▶ **What you are asked to do**:
Transcribe each record exactly. Include every one.

Records from a data source:
= = =

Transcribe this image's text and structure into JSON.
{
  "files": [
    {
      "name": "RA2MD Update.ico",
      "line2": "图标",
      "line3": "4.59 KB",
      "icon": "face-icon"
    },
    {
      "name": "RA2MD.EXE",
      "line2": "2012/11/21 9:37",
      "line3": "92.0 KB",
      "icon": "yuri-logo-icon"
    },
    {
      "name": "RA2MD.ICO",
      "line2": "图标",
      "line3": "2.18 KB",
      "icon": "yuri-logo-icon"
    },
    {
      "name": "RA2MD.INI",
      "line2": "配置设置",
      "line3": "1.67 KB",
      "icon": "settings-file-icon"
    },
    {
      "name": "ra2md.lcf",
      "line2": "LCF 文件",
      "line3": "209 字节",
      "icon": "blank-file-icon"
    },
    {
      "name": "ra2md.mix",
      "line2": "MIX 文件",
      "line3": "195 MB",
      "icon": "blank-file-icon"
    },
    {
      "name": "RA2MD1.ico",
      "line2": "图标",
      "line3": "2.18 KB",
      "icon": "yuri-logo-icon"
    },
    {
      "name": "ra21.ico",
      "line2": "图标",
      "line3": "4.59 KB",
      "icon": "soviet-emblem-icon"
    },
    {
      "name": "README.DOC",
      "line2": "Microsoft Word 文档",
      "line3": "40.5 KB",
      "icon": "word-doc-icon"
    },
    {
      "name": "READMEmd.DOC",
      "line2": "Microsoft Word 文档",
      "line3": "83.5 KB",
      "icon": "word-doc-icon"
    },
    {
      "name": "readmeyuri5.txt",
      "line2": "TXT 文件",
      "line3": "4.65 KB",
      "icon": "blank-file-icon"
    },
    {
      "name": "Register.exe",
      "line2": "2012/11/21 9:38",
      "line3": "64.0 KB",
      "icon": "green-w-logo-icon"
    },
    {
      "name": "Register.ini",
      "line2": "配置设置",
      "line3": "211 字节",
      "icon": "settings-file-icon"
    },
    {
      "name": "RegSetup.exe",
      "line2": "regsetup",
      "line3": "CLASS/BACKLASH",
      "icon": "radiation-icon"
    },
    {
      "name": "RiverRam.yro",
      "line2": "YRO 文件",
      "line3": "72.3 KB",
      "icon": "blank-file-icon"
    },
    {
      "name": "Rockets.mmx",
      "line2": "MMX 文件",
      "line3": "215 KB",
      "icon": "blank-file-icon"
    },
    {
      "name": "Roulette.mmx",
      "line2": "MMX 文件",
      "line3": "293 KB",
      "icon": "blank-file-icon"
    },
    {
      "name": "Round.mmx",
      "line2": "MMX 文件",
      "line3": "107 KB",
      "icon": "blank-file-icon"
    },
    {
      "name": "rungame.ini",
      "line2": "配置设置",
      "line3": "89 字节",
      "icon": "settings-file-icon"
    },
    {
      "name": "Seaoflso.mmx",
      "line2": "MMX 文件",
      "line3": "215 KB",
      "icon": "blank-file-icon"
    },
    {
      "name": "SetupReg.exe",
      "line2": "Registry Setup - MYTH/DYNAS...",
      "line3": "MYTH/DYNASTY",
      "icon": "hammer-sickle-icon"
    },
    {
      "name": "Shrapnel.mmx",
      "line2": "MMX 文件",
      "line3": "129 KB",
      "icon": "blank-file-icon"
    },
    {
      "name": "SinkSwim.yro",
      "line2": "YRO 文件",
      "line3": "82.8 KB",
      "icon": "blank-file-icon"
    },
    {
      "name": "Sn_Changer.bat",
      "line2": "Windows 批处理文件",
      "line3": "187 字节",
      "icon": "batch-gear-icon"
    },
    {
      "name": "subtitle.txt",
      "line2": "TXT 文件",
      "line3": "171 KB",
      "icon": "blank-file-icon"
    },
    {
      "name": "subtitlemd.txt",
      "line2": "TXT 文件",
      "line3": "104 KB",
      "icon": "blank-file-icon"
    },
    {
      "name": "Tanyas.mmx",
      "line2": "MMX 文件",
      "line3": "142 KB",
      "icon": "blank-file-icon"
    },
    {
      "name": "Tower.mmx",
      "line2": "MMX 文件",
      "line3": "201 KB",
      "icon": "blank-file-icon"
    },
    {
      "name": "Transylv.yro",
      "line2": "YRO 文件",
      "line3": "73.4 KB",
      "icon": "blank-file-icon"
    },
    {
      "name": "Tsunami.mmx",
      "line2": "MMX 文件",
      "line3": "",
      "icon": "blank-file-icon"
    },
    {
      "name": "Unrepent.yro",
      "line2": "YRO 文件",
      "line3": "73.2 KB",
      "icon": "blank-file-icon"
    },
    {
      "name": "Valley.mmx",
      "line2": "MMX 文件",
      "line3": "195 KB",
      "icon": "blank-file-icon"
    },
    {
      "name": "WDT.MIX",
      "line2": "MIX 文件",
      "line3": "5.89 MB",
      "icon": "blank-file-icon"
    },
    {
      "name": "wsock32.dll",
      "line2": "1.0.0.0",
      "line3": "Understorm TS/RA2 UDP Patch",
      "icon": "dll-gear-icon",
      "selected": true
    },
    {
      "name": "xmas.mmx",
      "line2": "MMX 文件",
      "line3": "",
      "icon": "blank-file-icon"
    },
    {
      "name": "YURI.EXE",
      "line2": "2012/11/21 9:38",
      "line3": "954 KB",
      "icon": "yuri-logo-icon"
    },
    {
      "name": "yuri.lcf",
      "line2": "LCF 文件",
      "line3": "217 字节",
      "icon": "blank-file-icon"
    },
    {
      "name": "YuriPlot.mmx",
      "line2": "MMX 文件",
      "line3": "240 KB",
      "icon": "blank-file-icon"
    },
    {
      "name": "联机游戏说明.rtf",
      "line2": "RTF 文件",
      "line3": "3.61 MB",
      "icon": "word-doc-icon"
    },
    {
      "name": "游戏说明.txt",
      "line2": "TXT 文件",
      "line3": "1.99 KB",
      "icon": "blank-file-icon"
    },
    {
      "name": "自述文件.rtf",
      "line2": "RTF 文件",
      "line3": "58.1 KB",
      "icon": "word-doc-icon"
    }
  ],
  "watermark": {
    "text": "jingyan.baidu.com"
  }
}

= = =

▶ **Full solution**:
Transcribe this image's text and structure into JSON.
{
  "files": [
    {
      "name": "RA2MD Update.ico",
      "line2": "图标",
      "line3": "4.59 KB",
      "icon": "face-icon"
    },
    {
      "name": "RA2MD.EXE",
      "line2": "2012/11/21 9:37",
      "line3": "92.0 KB",
      "icon": "yuri-logo-icon"
    },
    {
      "name": "RA2MD.ICO",
      "line2": "图标",
      "line3": "2.18 KB",
      "icon": "yuri-logo-icon"
    },
    {
      "name": "RA2MD.INI",
      "line2": "配置设置",
      "line3": "1.67 KB",
      "icon": "settings-file-icon"
    },
    {
      "name": "ra2md.lcf",
      "line2": "LCF 文件",
      "line3": "209 字节",
      "icon": "blank-file-icon"
    },
    {
      "name": "ra2md.mix",
      "line2": "MIX 文件",
      "line3": "195 MB",
      "icon": "blank-file-icon"
    },
    {
      "name": "RA2MD1.ico",
      "line2": "图标",
      "line3": "2.18 KB",
      "icon": "yuri-logo-icon"
    },
    {
      "name": "ra21.ico",
      "line2": "图标",
      "line3": "4.59 KB",
      "icon": "soviet-emblem-icon"
    },
    {
      "name": "README.DOC",
      "line2": "Microsoft Word 文档",
      "line3": "40.5 KB",
      "icon": "word-doc-icon"
    },
    {
      "name": "READMEmd.DOC",
      "line2": "Microsoft Word 文档",
      "line3": "83.5 KB",
      "icon": "word-doc-icon"
    },
    {
      "name": "readmeyuri5.txt",
      "line2": "TXT 文件",
      "line3": "4.65 KB",
      "icon": "blank-file-icon"
    },
    {
      "name": "Register.exe",
      "line2": "2012/11/21 9:38",
      "line3": "64.0 KB",
      "icon": "green-w-logo-icon"
    },
    {
      "name": "Register.ini",
      "line2": "配置设置",
      "line3": "211 字节",
      "icon": "settings-file-icon"
    },
    {
      "name": "RegSetup.exe",
      "line2": "regsetup",
      "line3": "CLASS/BACKLASH",
      "icon": "radiation-icon"
    },
    {
      "name": "RiverRam.yro",
      "line2": "YRO 文件",
      "line3": "72.3 KB",
      "icon": "blank-file-icon"
    },
    {
      "name": "Rockets.mmx",
      "line2": "MMX 文件",
      "line3": "215 KB",
      "icon": "blank-file-icon"
    },
    {
      "name": "Roulette.mmx",
      "line2": "MMX 文件",
      "line3": "293 KB",
      "icon": "blank-file-icon"
    },
    {
      "name": "Round.mmx",
      "line2": "MMX 文件",
      "line3": "107 KB",
      "icon": "blank-file-icon"
    },
    {
      "name": "rungame.ini",
      "line2": "配置设置",
      "line3": "89 字节",
      "icon": "settings-file-icon"
    },
    {
      "name": "Seaoflso.mmx",
      "line2": "MMX 文件",
      "line3": "215 KB",
      "icon": "blank-file-icon"
    },
    {
      "name": "SetupReg.exe",
      "line2": "Registry Setup - MYTH/DYNAS...",
      "line3": "MYTH/DYNASTY",
      "icon": "hammer-sickle-icon"
    },
    {
      "name": "Shrapnel.mmx",
      "line2": "MMX 文件",
      "line3": "129 KB",
      "icon": "blank-file-icon"
    },
    {
      "name": "SinkSwim.yro",
      "line2": "YRO 文件",
      "line3": "82.8 KB",
      "icon": "blank-file-icon"
    },
    {
      "name": "Sn_Changer.bat",
      "line2": "Windows 批处理文件",
      "line3": "187 字节",
      "icon": "batch-gear-icon"
    },
    {
      "name": "subtitle.txt",
      "line2": "TXT 文件",
      "line3": "171 KB",
      "icon": "blank-file-icon"
    },
    {
      "name": "subtitlemd.txt",
      "line2": "TXT 文件",
      "line3": "104 KB",
      "icon": "blank-file-icon"
    },
    {
      "name": "Tanyas.mmx",
      "line2": "MMX 文件",
      "line3": "142 KB",
      "icon": "blank-file-icon"
    },
    {
      "name": "Tower.mmx",
      "line2": "MMX 文件",
      "line3": "201 KB",
      "icon": "blank-file-icon"
    },
    {
      "name": "Transylv.yro",
      "line2": "YRO 文件",
      "line3": "73.4 KB",
      "icon": "blank-file-icon"
    },
    {
      "name": "Tsunami.mmx",
      "line2": "MMX 文件",
      "line3": "",
      "icon": "blank-file-icon"
    },
    {
      "name": "Unrepent.yro",
      "line2": "YRO 文件",
      "line3": "73.2 KB",
      "icon": "blank-file-icon"
    },
    {
      "name": "Valley.mmx",
      "line2": "MMX 文件",
      "line3": "195 KB",
      "icon": "blank-file-icon"
    },
    {
      "name": "WDT.MIX",
      "line2": "MIX 文件",
      "line3": "5.89 MB",
      "icon": "blank-file-icon"
    },
    {
      "name": "wsock32.dll",
      "line2": "1.0.0.0",
      "line3": "Understorm TS/RA2 UDP Patch",
      "icon": "dll-gear-icon",
      "selected": true
    },
    {
      "name": "xmas.mmx",
      "line2": "MMX 文件",
      "line3": "",
      "icon": "blank-file-icon"
    },
    {
      "name": "YURI.EXE",
      "line2": "2012/11/21 9:38",
      "line3": "954 KB",
      "icon": "yuri-logo-icon"
    },
    {
      "name": "yuri.lcf",
      "line2": "LCF 文件",
      "line3": "217 字节",
      "icon": "blank-file-icon"
    },
    {
      "name": "YuriPlot.mmx",
      "line2": "MMX 文件",
      "line3": "240 KB",
      "icon": "blank-file-icon"
    },
    {
      "name": "联机游戏说明.rtf",
      "line2": "RTF 文件",
      "line3": "3.61 MB",
      "icon": "word-doc-icon"
    },
    {
      "name": "游戏说明.txt",
      "line2": "TXT 文件",
      "line3": "1.99 KB",
      "icon": "blank-file-icon"
    },
    {
      "name": "自述文件.rtf",
      "line2": "RTF 文件",
      "line3": "58.1 KB",
      "icon": "word-doc-icon"
    }
  ],
  "watermark": {
    "text": "jingyan.baidu.com"
  }
}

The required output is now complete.